_What is asked_
Wherever the word "name" appears in the entries, copy the whole line.

— Begin —

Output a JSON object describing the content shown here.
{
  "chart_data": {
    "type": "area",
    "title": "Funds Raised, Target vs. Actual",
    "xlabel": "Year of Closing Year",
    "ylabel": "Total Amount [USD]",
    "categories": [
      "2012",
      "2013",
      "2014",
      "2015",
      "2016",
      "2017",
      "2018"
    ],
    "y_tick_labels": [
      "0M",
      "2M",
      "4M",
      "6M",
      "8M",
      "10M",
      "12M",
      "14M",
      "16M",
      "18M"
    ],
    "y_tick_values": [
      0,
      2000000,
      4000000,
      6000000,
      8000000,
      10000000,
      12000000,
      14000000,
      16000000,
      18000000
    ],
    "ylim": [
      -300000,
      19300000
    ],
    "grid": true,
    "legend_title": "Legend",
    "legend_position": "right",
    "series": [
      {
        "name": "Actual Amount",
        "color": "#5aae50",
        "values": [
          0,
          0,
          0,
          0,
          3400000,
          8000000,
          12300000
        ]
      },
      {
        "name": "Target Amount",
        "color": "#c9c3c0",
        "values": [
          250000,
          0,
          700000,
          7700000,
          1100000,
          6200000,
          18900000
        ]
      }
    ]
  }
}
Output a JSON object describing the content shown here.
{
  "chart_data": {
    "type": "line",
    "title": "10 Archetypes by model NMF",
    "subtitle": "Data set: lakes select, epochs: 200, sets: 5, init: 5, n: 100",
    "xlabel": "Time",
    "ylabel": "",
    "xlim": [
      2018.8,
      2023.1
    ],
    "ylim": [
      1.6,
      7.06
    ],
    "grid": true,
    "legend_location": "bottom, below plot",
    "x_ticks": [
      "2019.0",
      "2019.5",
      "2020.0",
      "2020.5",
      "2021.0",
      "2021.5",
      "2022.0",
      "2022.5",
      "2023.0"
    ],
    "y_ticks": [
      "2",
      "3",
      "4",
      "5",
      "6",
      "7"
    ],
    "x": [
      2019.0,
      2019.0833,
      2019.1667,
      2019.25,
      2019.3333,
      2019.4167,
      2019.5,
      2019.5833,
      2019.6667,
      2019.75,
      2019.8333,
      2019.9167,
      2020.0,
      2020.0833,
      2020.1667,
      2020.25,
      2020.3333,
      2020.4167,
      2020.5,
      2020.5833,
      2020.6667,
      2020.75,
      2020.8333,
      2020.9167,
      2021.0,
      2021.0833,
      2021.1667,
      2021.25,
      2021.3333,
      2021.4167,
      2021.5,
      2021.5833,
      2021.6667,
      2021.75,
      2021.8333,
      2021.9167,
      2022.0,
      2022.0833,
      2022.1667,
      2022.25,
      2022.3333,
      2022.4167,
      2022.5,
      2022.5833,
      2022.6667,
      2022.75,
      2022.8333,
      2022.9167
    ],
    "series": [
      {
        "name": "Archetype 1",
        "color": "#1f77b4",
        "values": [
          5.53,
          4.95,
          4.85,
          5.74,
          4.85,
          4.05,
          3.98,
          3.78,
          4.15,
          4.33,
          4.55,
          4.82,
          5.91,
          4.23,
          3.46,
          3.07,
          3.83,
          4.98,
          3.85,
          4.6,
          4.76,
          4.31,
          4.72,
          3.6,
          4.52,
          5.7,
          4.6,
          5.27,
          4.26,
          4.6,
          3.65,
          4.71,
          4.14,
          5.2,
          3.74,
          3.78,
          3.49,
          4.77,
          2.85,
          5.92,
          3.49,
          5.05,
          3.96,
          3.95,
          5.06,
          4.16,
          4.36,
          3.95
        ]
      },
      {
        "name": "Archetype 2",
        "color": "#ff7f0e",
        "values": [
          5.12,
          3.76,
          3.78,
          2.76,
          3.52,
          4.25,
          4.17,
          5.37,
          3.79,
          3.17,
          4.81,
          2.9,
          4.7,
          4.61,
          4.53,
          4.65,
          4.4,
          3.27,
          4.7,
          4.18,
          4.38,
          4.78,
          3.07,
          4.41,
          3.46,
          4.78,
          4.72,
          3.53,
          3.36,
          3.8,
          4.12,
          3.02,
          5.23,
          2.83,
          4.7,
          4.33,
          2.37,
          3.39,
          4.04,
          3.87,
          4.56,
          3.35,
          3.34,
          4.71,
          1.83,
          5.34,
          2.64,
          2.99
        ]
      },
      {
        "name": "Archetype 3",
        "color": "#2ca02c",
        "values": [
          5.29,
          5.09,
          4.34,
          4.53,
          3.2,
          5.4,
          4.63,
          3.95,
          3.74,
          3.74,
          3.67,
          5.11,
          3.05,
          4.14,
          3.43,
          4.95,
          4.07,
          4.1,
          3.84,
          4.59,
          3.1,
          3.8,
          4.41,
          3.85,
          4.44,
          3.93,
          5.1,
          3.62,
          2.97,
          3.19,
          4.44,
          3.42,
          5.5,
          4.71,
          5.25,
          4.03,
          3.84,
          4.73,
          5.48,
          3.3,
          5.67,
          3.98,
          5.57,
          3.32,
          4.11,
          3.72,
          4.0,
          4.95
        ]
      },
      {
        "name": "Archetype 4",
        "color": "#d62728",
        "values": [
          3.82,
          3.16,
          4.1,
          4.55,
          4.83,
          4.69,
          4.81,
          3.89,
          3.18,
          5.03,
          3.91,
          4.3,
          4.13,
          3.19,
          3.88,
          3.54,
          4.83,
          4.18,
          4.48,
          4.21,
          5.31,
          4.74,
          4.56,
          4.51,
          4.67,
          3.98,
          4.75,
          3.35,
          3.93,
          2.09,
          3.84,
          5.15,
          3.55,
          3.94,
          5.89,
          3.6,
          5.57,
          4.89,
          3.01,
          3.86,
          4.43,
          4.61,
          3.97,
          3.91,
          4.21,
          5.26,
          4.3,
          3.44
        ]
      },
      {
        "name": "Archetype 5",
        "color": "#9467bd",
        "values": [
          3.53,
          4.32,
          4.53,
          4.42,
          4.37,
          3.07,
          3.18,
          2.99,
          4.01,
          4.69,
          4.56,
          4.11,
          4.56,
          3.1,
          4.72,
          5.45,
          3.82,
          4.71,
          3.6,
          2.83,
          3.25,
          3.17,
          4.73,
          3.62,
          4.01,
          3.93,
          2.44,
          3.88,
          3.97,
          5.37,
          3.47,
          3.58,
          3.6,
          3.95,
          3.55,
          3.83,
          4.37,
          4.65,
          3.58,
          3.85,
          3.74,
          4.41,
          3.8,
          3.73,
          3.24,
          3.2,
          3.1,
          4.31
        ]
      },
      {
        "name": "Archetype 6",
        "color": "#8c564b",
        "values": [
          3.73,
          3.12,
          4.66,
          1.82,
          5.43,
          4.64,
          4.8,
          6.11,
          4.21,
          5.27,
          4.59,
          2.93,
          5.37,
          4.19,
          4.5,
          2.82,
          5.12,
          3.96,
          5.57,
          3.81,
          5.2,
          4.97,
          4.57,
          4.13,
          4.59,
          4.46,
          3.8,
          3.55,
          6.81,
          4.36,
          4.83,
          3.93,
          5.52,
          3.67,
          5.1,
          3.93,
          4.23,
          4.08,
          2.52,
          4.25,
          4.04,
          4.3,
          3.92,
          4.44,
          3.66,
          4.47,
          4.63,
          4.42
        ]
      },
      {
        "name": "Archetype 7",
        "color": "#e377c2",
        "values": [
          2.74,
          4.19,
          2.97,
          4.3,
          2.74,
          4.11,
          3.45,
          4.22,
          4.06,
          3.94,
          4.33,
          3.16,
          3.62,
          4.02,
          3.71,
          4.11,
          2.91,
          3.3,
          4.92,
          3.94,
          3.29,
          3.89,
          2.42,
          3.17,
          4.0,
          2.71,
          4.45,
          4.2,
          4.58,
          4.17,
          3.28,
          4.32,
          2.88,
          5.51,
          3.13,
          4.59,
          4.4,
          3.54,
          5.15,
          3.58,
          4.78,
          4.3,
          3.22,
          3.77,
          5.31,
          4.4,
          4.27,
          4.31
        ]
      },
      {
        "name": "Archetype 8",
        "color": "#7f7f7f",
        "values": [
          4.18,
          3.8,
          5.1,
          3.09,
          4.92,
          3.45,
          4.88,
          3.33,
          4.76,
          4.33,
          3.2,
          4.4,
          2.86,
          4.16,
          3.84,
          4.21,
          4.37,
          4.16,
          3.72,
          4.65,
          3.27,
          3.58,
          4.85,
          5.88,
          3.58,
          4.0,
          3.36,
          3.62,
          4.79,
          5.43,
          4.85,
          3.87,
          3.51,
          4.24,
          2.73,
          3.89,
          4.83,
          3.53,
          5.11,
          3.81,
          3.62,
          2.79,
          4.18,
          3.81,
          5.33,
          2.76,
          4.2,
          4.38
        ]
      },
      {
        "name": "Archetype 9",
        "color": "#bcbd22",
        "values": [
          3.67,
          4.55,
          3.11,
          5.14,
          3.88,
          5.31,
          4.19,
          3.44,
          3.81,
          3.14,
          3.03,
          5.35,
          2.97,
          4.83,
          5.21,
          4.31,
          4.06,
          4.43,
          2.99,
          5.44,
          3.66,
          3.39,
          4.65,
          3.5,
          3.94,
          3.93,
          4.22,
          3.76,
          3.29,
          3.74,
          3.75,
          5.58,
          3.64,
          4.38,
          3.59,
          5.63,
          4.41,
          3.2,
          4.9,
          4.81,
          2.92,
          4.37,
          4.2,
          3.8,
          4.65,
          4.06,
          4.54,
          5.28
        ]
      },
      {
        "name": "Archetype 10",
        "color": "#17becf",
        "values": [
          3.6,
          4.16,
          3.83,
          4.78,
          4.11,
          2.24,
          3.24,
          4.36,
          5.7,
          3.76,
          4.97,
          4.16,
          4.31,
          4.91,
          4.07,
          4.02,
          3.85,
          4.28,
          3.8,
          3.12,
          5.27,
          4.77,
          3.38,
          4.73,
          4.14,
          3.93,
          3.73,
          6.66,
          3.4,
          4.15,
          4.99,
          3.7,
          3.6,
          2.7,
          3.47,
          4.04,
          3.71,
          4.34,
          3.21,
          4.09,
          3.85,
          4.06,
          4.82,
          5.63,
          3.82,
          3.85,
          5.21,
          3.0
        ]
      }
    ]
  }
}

— End —

_Response below_
        "name": "Actual Amount",
        "name": "Target Amount",
        "name": "Archetype 1",
        "name": "Archetype 2",
        "name": "Archetype 3",
        "name": "Archetype 4",
        "name": "Archetype 5",
        "name": "Archetype 6",
        "name": "Archetype 7",
        "name": "Archetype 8",
        "name": "Archetype 9",
        "name": "Archetype 10",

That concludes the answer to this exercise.